[Dataset records]
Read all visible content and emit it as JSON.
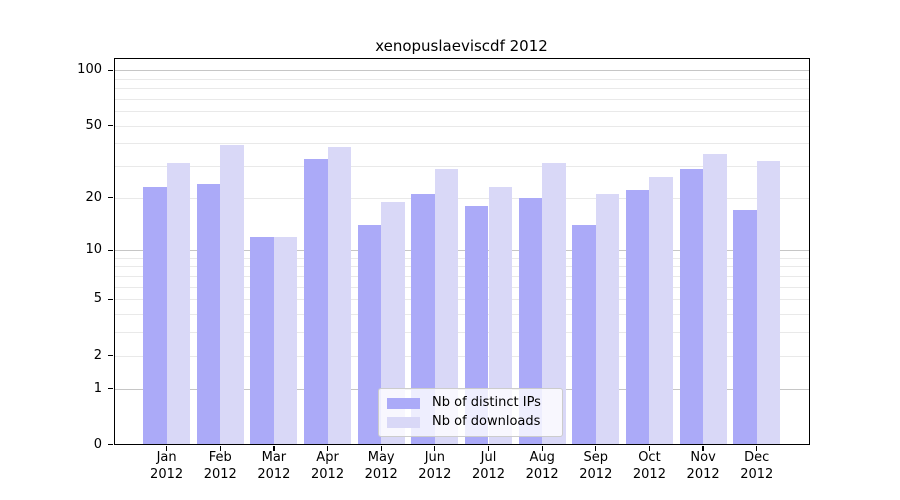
{
  "chart_data": {
    "type": "bar",
    "title": "xenopuslaeviscdf 2012",
    "categories": [
      "Jan 2012",
      "Feb 2012",
      "Mar 2012",
      "Apr 2012",
      "May 2012",
      "Jun 2012",
      "Jul 2012",
      "Aug 2012",
      "Sep 2012",
      "Oct 2012",
      "Nov 2012",
      "Dec 2012"
    ],
    "series": [
      {
        "name": "Nb of distinct IPs",
        "color": "#abaaf8",
        "values": [
          23,
          24,
          12,
          33,
          14,
          21,
          18,
          20,
          14,
          22,
          29,
          17
        ]
      },
      {
        "name": "Nb of downloads",
        "color": "#d9d8f7",
        "values": [
          31,
          39,
          12,
          38,
          19,
          29,
          23,
          31,
          21,
          26,
          35,
          32
        ]
      }
    ],
    "xlabel": "",
    "ylabel": "",
    "yscale": "log10(1+y)",
    "ylim": [
      0,
      117
    ],
    "yticks": [
      0,
      1,
      2,
      5,
      10,
      20,
      50,
      100
    ],
    "major_gridlines": [
      1,
      10,
      100
    ],
    "minor_gridlines": [
      2,
      3,
      4,
      5,
      6,
      7,
      8,
      9,
      20,
      30,
      40,
      50,
      60,
      70,
      80,
      90
    ],
    "grid": true,
    "legend_position": "lower center"
  },
  "colors": {
    "figure_background": "#ffffff",
    "axis": "#000000",
    "text": "#000000",
    "major_grid": "#c6c6c6",
    "minor_grid": "#e9e9e9",
    "legend_border": "#cccccc",
    "legend_background": "rgba(255,255,255,0.8)"
  }
}
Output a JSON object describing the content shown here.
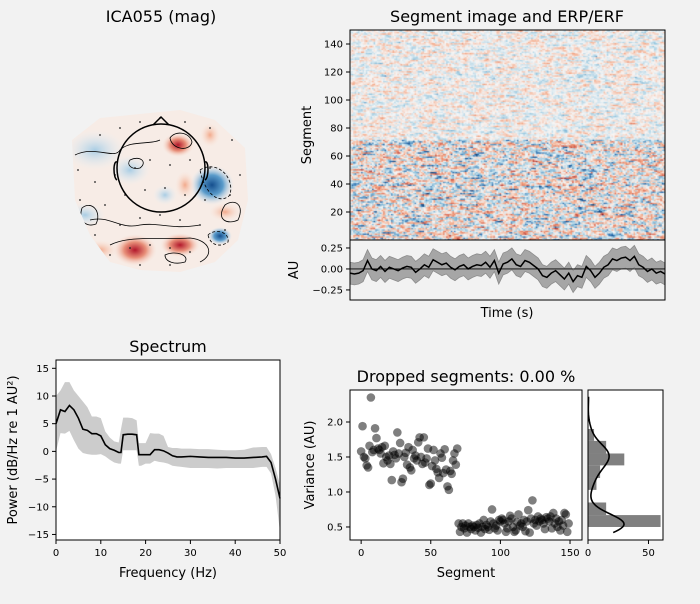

# Task description:
Lines holding the word "name" in the entries above are the ones to pull out. Copy them all.

# Full response:
        "name": "Nb of distinct IPs",
        "name": "Nb of downloads",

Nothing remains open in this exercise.